Records
+++
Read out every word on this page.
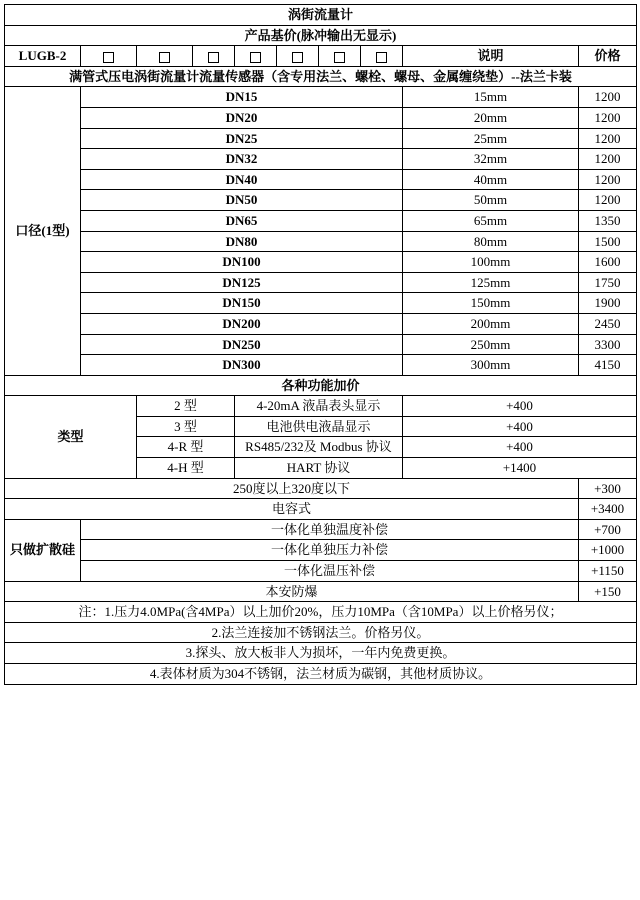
涡街流量计									
产品基价(脉冲输出无显示)									
LUGB-2								说明	价格
满管式压电涡街流量计流量传感器（含专用法兰、螺栓、螺母、金属缠绕垫）--法兰卡装									
口径(1型)	DN15							15mm	1200
	DN20							20mm	1200
	DN25							25mm	1200
	DN32							32mm	1200
	DN40							40mm	1200
	DN50							50mm	1200
	DN65							65mm	1350
	DN80							80mm	1500
	DN100							100mm	1600
	DN125							125mm	1750
	DN150							150mm	1900
	DN200							200mm	2450
	DN250							250mm	3300
	DN300							300mm	4150
各种功能加价									
类型		2 型		4-20mA 液晶表头显示				+400	
		3 型		电池供电液晶显示				+400	
		4-R 型		RS485/232及 Modbus 协议				+400	
		4-H 型		HART 协议				+1400	
250度以上320度以下									+300
电容式									+3400
只做扩散硅	一体化单独温度补偿								+700
	一体化单独压力补偿								+1000
	一体化温压补偿								+1150
本安防爆									+150
注：1.压力4.0MPa(含4MPa）以上加价20%，压力10MPa（含10MPa）以上价格另仪；									
2.法兰连接加不锈钢法兰。价格另仪。									
3.探头、放大板非人为损坏，一年内免费更换。									
4.表体材质为304不锈钢，法兰材质为碳钢，其他材质协议。									
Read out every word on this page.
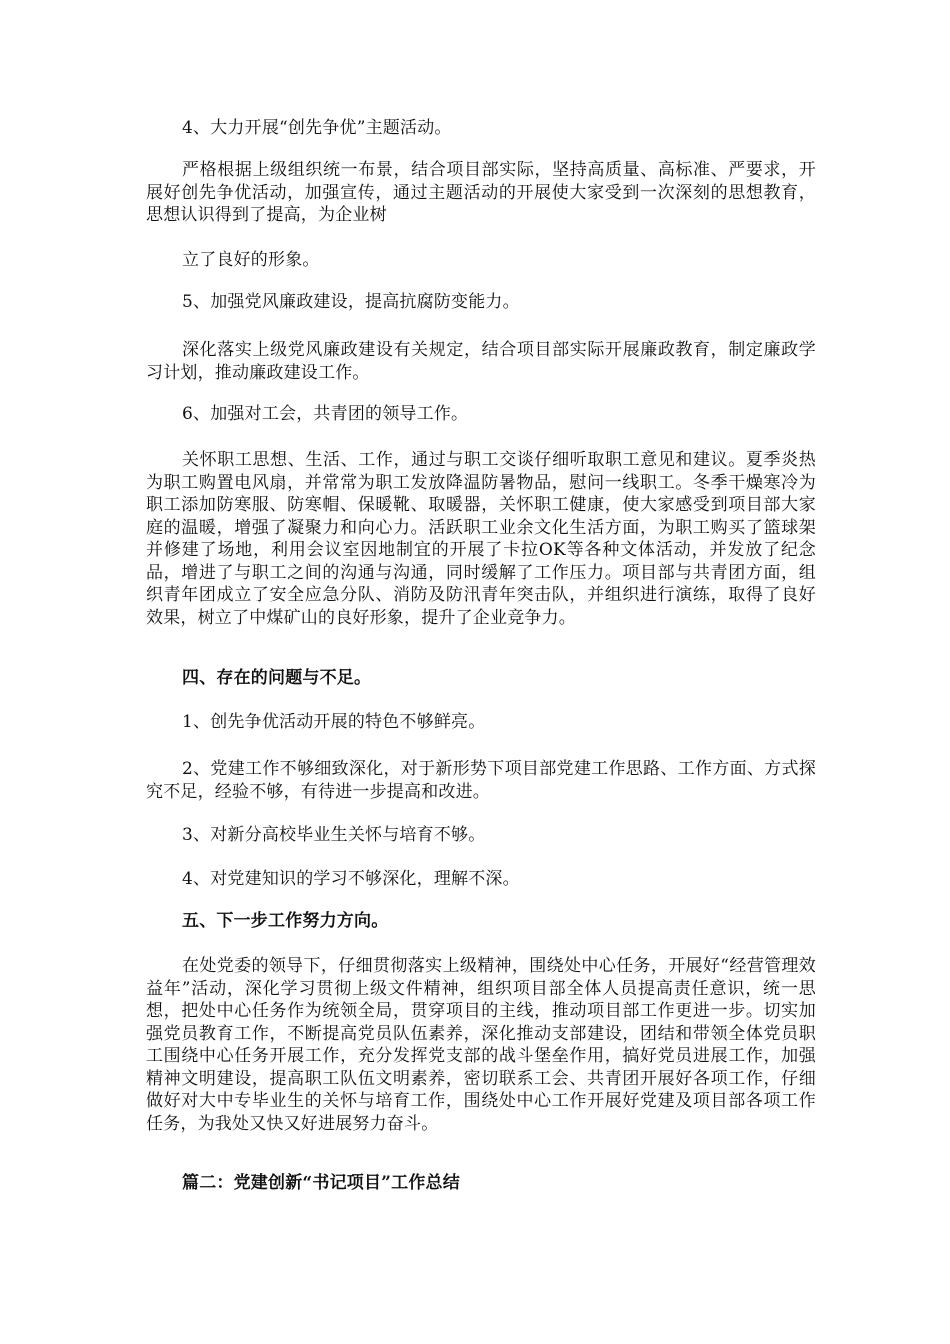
4、大力开展“创先争优”主题活动。
严格根据上级组织统一布景，结合项目部实际，坚持高质量、高标准、严要求，开展好创先争优活动，加强宣传，通过主题活动的开展使大家受到一次深刻的思想教育，思想认识得到了提高，为企业树
立了良好的形象。
5、加强党风廉政建设，提高抗腐防变能力。
深化落实上级党风廉政建设有关规定，结合项目部实际开展廉政教育，制定廉政学习计划，推动廉政建设工作。
6、加强对工会，共青团的领导工作。
关怀职工思想、生活、工作，通过与职工交谈仔细听取职工意见和建议。夏季炎热为职工购置电风扇，并常常为职工发放降温防暑物品，慰问一线职工。冬季干燥寒冷为职工添加防寒服、防寒帽、保暖靴、取暖器，关怀职工健康，使大家感受到项目部大家庭的温暖，增强了凝聚力和向心力。活跃职工业余文化生活方面，为职工购买了篮球架并修建了场地，利用会议室因地制宜的开展了卡拉OK等各种文体活动，并发放了纪念品，增进了与职工之间的沟通与沟通，同时缓解了工作压力。项目部与共青团方面，组织青年团成立了安全应急分队、消防及防汛青年突击队，并组织进行演练，取得了良好效果，树立了中煤矿山的良好形象，提升了企业竞争力。
四、存在的问题与不足。
1、创先争优活动开展的特色不够鲜亮。
2、党建工作不够细致深化，对于新形势下项目部党建工作思路、工作方面、方式探究不足，经验不够，有待进一步提高和改进。
3、对新分高校毕业生关怀与培育不够。
4、对党建知识的学习不够深化，理解不深。
五、下一步工作努力方向。
在处党委的领导下，仔细贯彻落实上级精神，围绕处中心任务，开展好“经营管理效益年”活动，深化学习贯彻上级文件精神，组织项目部全体人员提高责任意识，统一思想，把处中心任务作为统领全局，贯穿项目的主线，推动项目部工作更进一步。切实加强党员教育工作，不断提高党员队伍素养，深化推动支部建设，团结和带领全体党员职工围绕中心任务开展工作，充分发挥党支部的战斗堡垒作用，搞好党员进展工作，加强精神文明建设，提高职工队伍文明素养，密切联系工会、共青团开展好各项工作，仔细做好对大中专毕业生的关怀与培育工作，围绕处中心工作开展好党建及项目部各项工作任务，为我处又快又好进展努力奋斗。
篇二：党建创新“书记项目”工作总结
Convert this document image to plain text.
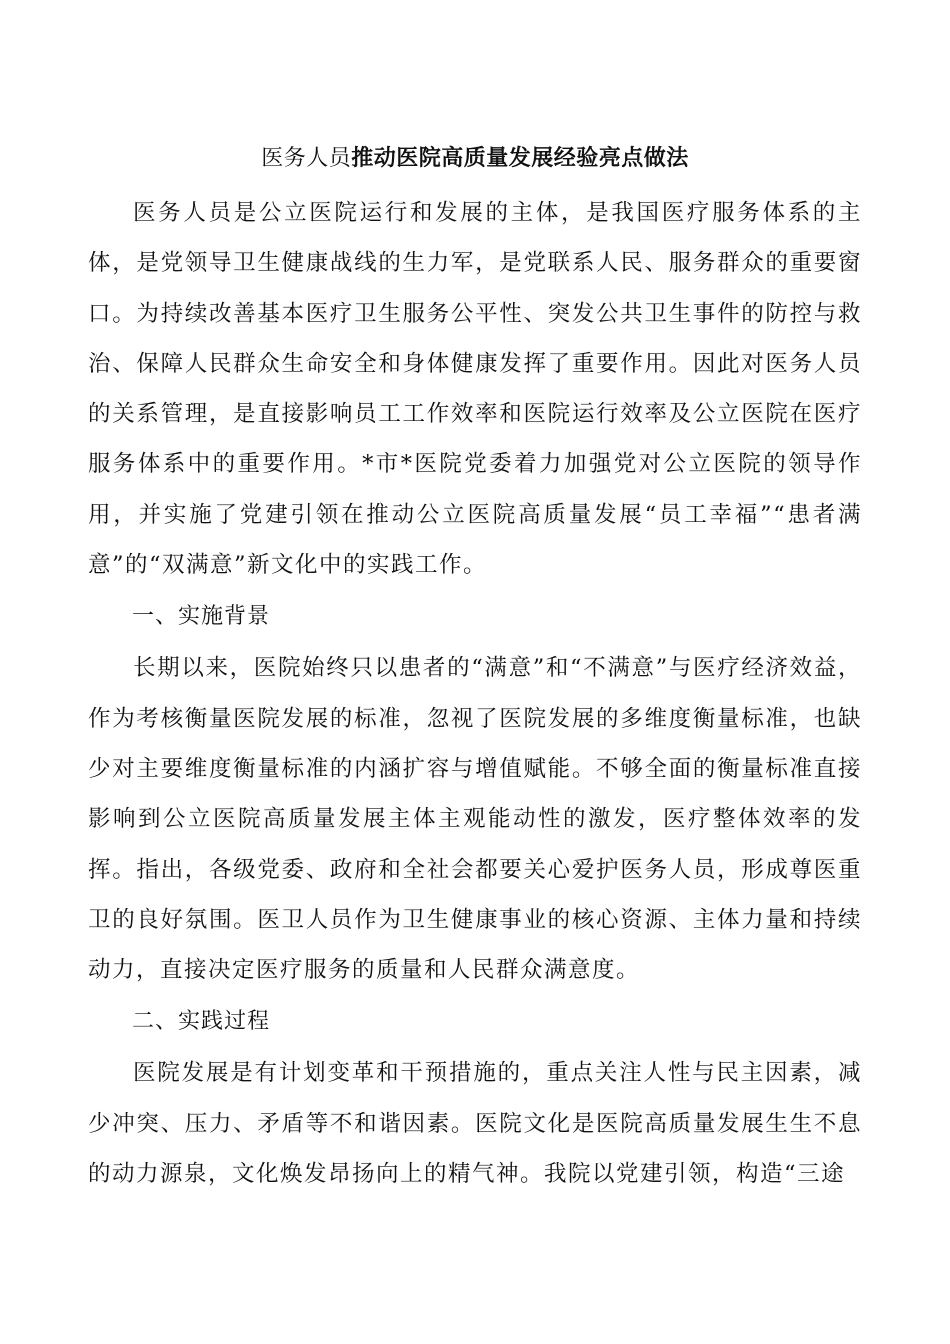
医务人员推动医院高质量发展经验亮点做法

医务人员是公立医院运行和发展的主体，是我国医疗服务体系的主体，是党领导卫生健康战线的生力军，是党联系人民、服务群众的重要窗口。为持续改善基本医疗卫生服务公平性、突发公共卫生事件的防控与救治、保障人民群众生命安全和身体健康发挥了重要作用。因此对医务人员的关系管理，是直接影响员工工作效率和医院运行效率及公立医院在医疗服务体系中的重要作用。*市*医院党委着力加强党对公立医院的领导作用，并实施了党建引领在推动公立医院高质量发展“员工幸福”“患者满意”的“双满意”新文化中的实践工作。

一、实施背景

长期以来，医院始终只以患者的“满意”和“不满意”与医疗经济效益，作为考核衡量医院发展的标准，忽视了医院发展的多维度衡量标准，也缺少对主要维度衡量标准的内涵扩容与增值赋能。不够全面的衡量标准直接影响到公立医院高质量发展主体主观能动性的激发，医疗整体效率的发挥。指出，各级党委、政府和全社会都要关心爱护医务人员，形成尊医重卫的良好氛围。医卫人员作为卫生健康事业的核心资源、主体力量和持续动力，直接决定医疗服务的质量和人民群众满意度。

二、实践过程

医院发展是有计划变革和干预措施的，重点关注人性与民主因素，减少冲突、压力、矛盾等不和谐因素。医院文化是医院高质量发展生生不息的动力源泉，文化焕发昂扬向上的精气神。我院以党建引领，构造“三途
+++
■ YOUR GOAL: Quote every line of the records above exactly; no picture is to be copied.

■ EXERCISE RESULT:
Read out every word on this page.
涡街流量计									
产品基价(脉冲输出无显示)									
LUGB-2								说明	价格
满管式压电涡街流量计流量传感器（含专用法兰、螺栓、螺母、金属缠绕垫）--法兰卡装									
口径(1型)	DN15							15mm	1200
	DN20							20mm	1200
	DN25							25mm	1200
	DN32							32mm	1200
	DN40							40mm	1200
	DN50							50mm	1200
	DN65							65mm	1350
	DN80							80mm	1500
	DN100							100mm	1600
	DN125							125mm	1750
	DN150							150mm	1900
	DN200							200mm	2450
	DN250							250mm	3300
	DN300							300mm	4150
各种功能加价									
类型		2 型		4-20mA 液晶表头显示				+400	
		3 型		电池供电液晶显示				+400	
		4-R 型		RS485/232及 Modbus 协议				+400	
		4-H 型		HART 协议				+1400	
250度以上320度以下									+300
电容式									+3400
只做扩散硅	一体化单独温度补偿								+700
	一体化单独压力补偿								+1000
	一体化温压补偿								+1150
本安防爆									+150
注：1.压力4.0MPa(含4MPa）以上加价20%，压力10MPa（含10MPa）以上价格另仪；									
2.法兰连接加不锈钢法兰。价格另仪。									
3.探头、放大板非人为损坏，一年内免费更换。									
4.表体材质为304不锈钢，法兰材质为碳钢，其他材质协议。									
Read out every word on this page.
4、大力开展“创先争优”主题活动。
严格根据上级组织统一布景，结合项目部实际，坚持高质量、高标准、严要求，开展好创先争优活动，加强宣传，通过主题活动的开展使大家受到一次深刻的思想教育，思想认识得到了提高，为企业树
立了良好的形象。
5、加强党风廉政建设，提高抗腐防变能力。
深化落实上级党风廉政建设有关规定，结合项目部实际开展廉政教育，制定廉政学习计划，推动廉政建设工作。
6、加强对工会，共青团的领导工作。
关怀职工思想、生活、工作，通过与职工交谈仔细听取职工意见和建议。夏季炎热为职工购置电风扇，并常常为职工发放降温防暑物品，慰问一线职工。冬季干燥寒冷为职工添加防寒服、防寒帽、保暖靴、取暖器，关怀职工健康，使大家感受到项目部大家庭的温暖，增强了凝聚力和向心力。活跃职工业余文化生活方面，为职工购买了篮球架并修建了场地，利用会议室因地制宜的开展了卡拉OK等各种文体活动，并发放了纪念品，增进了与职工之间的沟通与沟通，同时缓解了工作压力。项目部与共青团方面，组织青年团成立了安全应急分队、消防及防汛青年突击队，并组织进行演练，取得了良好效果，树立了中煤矿山的良好形象，提升了企业竞争力。
四、存在的问题与不足。
1、创先争优活动开展的特色不够鲜亮。
2、党建工作不够细致深化，对于新形势下项目部党建工作思路、工作方面、方式探究不足，经验不够，有待进一步提高和改进。
3、对新分高校毕业生关怀与培育不够。
4、对党建知识的学习不够深化，理解不深。
五、下一步工作努力方向。
在处党委的领导下，仔细贯彻落实上级精神，围绕处中心任务，开展好“经营管理效益年”活动，深化学习贯彻上级文件精神，组织项目部全体人员提高责任意识，统一思想，把处中心任务作为统领全局，贯穿项目的主线，推动项目部工作更进一步。切实加强党员教育工作，不断提高党员队伍素养，深化推动支部建设，团结和带领全体党员职工围绕中心任务开展工作，充分发挥党支部的战斗堡垒作用，搞好党员进展工作，加强精神文明建设，提高职工队伍文明素养，密切联系工会、共青团开展好各项工作，仔细做好对大中专毕业生的关怀与培育工作，围绕处中心工作开展好党建及项目部各项工作任务，为我处又快又好进展努力奋斗。
篇二：党建创新“书记项目”工作总结
Convert this document image to plain text.
医务人员推动医院高质量发展经验亮点做法

医务人员是公立医院运行和发展的主体，是我国医疗服务体系的主体，是党领导卫生健康战线的生力军，是党联系人民、服务群众的重要窗口。为持续改善基本医疗卫生服务公平性、突发公共卫生事件的防控与救治、保障人民群众生命安全和身体健康发挥了重要作用。因此对医务人员的关系管理，是直接影响员工工作效率和医院运行效率及公立医院在医疗服务体系中的重要作用。*市*医院党委着力加强党对公立医院的领导作用，并实施了党建引领在推动公立医院高质量发展“员工幸福”“患者满意”的“双满意”新文化中的实践工作。

一、实施背景

长期以来，医院始终只以患者的“满意”和“不满意”与医疗经济效益，作为考核衡量医院发展的标准，忽视了医院发展的多维度衡量标准，也缺少对主要维度衡量标准的内涵扩容与增值赋能。不够全面的衡量标准直接影响到公立医院高质量发展主体主观能动性的激发，医疗整体效率的发挥。指出，各级党委、政府和全社会都要关心爱护医务人员，形成尊医重卫的良好氛围。医卫人员作为卫生健康事业的核心资源、主体力量和持续动力，直接决定医疗服务的质量和人民群众满意度。

二、实践过程

医院发展是有计划变革和干预措施的，重点关注人性与民主因素，减少冲突、压力、矛盾等不和谐因素。医院文化是医院高质量发展生生不息的动力源泉，文化焕发昂扬向上的精气神。我院以党建引领，构造“三途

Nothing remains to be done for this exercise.